● WRITTEN REQUEST: Return each line of the records holding the string "last".

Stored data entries
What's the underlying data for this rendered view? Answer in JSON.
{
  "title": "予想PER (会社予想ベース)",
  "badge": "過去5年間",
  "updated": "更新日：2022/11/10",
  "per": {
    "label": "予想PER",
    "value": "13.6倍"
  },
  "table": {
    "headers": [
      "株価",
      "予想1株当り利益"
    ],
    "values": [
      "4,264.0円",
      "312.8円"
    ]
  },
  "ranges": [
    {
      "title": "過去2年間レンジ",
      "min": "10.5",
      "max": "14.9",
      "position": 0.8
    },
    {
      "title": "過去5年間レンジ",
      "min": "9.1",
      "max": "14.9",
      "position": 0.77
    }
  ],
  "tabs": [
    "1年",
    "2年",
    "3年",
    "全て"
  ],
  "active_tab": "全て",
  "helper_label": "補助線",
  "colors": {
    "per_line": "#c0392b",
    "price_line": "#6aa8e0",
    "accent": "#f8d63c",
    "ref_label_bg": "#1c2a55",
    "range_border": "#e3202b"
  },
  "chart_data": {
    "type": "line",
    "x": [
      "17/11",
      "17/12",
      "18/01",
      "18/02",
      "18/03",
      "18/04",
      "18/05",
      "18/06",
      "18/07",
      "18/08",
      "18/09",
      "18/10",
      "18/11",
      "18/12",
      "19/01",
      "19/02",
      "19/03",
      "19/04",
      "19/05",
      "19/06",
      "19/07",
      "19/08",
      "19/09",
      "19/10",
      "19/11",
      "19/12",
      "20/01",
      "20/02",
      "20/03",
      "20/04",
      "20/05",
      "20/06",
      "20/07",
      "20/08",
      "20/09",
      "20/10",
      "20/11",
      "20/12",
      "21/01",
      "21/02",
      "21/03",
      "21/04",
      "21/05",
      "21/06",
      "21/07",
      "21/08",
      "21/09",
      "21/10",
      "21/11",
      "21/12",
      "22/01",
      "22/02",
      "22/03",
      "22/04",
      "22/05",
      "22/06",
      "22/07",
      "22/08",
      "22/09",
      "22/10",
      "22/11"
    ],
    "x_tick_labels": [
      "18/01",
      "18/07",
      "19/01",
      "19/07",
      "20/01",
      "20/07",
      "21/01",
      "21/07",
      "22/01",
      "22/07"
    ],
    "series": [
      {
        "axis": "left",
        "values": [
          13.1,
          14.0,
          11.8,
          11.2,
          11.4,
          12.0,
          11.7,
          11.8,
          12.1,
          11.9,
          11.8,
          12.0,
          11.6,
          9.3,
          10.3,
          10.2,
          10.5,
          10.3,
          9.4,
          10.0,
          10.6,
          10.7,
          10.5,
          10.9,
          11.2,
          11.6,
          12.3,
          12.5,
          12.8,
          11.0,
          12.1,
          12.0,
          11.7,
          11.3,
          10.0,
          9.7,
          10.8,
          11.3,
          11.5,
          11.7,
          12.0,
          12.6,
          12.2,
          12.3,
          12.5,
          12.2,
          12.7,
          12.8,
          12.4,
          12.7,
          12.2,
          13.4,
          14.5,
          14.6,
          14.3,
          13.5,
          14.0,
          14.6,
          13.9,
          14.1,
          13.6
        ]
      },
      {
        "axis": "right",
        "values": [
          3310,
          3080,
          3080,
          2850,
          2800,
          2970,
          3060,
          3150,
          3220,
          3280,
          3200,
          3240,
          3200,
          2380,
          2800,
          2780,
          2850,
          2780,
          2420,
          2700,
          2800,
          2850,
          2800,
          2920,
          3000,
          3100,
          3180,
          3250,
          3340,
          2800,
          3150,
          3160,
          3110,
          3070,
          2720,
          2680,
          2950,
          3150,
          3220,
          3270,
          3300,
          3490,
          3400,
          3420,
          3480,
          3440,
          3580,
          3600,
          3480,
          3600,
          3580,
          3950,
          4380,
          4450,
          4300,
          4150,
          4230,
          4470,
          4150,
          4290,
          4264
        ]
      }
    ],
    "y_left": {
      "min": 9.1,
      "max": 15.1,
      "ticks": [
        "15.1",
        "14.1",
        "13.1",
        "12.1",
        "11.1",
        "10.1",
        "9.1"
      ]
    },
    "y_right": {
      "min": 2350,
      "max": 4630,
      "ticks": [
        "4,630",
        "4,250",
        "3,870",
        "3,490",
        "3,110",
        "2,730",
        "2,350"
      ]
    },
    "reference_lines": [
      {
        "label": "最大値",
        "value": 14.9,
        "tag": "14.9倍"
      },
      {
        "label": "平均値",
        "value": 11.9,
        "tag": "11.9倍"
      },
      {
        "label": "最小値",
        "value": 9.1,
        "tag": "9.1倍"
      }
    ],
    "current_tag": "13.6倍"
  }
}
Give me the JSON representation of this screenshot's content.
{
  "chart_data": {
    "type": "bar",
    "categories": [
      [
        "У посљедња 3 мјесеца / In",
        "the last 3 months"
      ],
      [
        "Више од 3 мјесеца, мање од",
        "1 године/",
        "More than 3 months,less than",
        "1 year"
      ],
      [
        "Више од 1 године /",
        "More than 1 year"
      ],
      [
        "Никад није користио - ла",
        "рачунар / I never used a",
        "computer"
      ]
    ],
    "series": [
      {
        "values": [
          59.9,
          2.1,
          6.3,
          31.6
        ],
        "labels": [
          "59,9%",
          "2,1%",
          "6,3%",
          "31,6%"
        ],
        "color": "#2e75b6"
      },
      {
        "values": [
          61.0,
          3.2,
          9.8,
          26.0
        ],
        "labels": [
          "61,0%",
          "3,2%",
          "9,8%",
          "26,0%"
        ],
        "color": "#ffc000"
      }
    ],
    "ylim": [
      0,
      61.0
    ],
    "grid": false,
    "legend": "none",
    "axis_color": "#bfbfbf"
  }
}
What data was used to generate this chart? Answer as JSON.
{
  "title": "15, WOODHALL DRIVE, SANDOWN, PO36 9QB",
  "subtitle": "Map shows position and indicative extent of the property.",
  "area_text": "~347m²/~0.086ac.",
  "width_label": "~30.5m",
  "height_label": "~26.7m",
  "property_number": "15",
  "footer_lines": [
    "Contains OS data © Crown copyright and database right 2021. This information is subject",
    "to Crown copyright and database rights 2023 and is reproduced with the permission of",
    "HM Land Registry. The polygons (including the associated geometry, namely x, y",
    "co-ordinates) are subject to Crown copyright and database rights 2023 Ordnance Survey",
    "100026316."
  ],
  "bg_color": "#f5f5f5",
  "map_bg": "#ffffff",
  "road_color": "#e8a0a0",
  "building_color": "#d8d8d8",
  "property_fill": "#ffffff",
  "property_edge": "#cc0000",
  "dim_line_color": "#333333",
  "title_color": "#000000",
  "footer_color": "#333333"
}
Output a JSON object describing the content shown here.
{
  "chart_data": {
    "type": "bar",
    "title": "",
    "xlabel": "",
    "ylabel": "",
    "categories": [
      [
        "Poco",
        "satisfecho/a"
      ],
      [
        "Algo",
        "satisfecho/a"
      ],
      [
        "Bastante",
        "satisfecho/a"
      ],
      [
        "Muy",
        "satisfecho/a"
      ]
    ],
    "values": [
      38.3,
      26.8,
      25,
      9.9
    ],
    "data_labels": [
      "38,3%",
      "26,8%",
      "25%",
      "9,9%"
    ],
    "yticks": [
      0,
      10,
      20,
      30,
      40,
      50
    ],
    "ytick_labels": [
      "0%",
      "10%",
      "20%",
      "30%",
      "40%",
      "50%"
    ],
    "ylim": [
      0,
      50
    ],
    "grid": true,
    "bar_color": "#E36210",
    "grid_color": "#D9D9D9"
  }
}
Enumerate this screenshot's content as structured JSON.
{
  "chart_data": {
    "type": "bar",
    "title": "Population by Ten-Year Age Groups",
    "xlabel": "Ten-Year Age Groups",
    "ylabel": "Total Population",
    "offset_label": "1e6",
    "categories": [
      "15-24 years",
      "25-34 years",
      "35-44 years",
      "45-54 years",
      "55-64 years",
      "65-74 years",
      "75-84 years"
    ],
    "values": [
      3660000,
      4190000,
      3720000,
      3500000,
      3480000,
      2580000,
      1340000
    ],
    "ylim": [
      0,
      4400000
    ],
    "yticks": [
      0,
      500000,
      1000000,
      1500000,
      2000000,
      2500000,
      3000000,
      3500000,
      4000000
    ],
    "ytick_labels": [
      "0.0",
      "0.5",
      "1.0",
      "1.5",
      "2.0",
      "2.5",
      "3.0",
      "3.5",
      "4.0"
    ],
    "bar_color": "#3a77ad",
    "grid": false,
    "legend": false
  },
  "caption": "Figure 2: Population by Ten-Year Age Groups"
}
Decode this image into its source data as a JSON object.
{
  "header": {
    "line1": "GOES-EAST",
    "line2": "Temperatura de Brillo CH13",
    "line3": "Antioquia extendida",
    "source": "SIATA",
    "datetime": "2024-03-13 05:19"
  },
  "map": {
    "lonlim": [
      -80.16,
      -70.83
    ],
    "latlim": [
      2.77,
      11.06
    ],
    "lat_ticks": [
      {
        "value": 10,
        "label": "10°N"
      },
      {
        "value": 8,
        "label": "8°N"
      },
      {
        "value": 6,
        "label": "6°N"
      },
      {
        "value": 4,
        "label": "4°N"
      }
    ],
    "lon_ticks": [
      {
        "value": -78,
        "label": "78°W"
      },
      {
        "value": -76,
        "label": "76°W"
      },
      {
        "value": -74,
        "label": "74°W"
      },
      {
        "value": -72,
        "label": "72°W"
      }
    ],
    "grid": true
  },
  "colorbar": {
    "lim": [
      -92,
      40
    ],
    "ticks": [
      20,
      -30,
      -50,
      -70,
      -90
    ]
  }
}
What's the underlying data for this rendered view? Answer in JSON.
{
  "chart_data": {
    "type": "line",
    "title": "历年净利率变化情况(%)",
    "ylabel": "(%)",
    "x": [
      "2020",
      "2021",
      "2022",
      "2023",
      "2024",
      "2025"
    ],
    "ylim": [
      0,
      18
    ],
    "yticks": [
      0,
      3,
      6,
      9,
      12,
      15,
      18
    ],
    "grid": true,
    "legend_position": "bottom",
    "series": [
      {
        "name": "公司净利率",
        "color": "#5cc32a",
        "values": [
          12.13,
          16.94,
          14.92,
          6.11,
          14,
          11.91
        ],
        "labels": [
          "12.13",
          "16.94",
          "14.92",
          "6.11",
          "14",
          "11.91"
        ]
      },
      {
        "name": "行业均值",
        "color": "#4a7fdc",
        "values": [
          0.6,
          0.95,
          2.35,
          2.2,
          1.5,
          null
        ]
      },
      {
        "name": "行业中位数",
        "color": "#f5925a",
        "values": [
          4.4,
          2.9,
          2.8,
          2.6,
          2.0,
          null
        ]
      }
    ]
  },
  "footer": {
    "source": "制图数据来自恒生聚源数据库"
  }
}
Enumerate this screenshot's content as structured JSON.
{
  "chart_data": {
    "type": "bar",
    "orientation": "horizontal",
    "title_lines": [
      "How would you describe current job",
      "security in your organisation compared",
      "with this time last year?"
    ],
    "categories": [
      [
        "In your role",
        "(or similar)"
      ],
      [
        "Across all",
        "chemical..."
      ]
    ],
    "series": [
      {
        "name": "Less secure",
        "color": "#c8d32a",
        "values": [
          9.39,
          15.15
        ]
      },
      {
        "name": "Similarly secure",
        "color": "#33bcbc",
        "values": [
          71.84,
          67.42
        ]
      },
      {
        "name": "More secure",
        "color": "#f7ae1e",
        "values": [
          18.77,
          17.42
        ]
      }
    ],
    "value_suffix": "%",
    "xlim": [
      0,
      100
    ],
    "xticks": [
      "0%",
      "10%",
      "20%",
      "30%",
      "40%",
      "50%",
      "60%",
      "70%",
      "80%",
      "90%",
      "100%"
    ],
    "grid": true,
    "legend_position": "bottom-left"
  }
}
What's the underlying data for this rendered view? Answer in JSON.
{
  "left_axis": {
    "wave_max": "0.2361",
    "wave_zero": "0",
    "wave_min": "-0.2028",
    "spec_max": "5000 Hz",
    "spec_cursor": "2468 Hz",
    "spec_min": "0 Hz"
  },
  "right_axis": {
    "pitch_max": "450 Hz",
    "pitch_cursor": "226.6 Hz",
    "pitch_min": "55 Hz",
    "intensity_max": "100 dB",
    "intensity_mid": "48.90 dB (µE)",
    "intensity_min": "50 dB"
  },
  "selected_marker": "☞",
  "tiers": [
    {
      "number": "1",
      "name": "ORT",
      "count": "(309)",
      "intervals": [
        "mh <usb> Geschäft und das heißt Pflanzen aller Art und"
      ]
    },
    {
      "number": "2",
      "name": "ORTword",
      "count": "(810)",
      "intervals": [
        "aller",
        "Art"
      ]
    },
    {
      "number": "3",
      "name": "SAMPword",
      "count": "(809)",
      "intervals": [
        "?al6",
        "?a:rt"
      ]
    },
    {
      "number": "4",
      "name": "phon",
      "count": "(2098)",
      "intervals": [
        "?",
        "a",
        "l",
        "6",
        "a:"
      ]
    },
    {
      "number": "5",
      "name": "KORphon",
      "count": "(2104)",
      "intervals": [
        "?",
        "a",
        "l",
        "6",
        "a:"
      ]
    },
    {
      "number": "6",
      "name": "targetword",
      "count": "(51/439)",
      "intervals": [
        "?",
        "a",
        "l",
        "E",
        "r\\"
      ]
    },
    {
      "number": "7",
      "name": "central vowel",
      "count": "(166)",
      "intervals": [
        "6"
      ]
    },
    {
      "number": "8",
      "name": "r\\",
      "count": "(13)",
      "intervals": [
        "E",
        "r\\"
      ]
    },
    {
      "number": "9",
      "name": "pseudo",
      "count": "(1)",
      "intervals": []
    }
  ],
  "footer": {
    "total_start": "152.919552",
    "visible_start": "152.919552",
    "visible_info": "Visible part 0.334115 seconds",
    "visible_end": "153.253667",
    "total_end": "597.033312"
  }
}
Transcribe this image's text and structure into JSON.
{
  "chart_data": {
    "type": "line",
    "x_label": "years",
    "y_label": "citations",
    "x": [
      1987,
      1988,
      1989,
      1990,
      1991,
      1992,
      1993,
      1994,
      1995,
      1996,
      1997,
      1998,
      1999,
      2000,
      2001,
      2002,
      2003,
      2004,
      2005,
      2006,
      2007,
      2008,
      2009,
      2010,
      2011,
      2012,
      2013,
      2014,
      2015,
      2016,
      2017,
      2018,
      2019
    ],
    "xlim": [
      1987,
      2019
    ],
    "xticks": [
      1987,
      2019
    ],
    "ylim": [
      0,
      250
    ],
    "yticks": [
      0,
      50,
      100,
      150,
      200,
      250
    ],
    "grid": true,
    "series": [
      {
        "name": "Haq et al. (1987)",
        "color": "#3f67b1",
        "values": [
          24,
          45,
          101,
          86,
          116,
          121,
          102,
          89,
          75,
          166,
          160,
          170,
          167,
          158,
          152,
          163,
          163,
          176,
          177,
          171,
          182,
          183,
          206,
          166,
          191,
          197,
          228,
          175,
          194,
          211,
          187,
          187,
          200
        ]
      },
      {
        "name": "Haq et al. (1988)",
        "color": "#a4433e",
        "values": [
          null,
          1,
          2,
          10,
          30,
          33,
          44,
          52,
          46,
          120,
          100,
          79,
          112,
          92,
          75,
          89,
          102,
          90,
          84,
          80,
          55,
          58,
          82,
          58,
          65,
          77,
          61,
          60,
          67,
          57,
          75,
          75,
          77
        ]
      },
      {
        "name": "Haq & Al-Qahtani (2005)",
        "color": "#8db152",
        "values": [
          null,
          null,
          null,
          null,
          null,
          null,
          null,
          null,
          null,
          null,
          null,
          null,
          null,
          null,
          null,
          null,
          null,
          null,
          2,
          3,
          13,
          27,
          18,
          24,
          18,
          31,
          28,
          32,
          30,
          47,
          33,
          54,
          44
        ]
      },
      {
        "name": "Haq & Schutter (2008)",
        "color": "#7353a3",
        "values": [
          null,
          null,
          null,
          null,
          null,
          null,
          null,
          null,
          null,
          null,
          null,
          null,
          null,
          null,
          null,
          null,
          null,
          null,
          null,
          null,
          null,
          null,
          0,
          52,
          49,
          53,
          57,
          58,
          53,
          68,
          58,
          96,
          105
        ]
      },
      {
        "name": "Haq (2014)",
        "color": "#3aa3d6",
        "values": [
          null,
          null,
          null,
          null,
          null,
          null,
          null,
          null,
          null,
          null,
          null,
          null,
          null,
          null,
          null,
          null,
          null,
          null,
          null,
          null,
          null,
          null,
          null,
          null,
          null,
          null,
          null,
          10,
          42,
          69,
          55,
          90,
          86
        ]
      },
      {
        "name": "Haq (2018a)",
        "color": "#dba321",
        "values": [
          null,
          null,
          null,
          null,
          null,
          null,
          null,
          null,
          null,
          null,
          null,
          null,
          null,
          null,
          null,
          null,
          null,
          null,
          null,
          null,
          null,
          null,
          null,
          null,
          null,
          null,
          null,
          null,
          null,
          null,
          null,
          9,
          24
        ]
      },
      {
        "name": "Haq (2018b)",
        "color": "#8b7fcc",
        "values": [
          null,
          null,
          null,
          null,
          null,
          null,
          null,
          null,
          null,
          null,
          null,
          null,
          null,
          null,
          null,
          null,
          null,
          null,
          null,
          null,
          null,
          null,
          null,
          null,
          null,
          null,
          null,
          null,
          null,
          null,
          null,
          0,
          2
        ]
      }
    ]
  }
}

● TASK OUTPUT:
        "the last 3 months"
      "with this time last year?"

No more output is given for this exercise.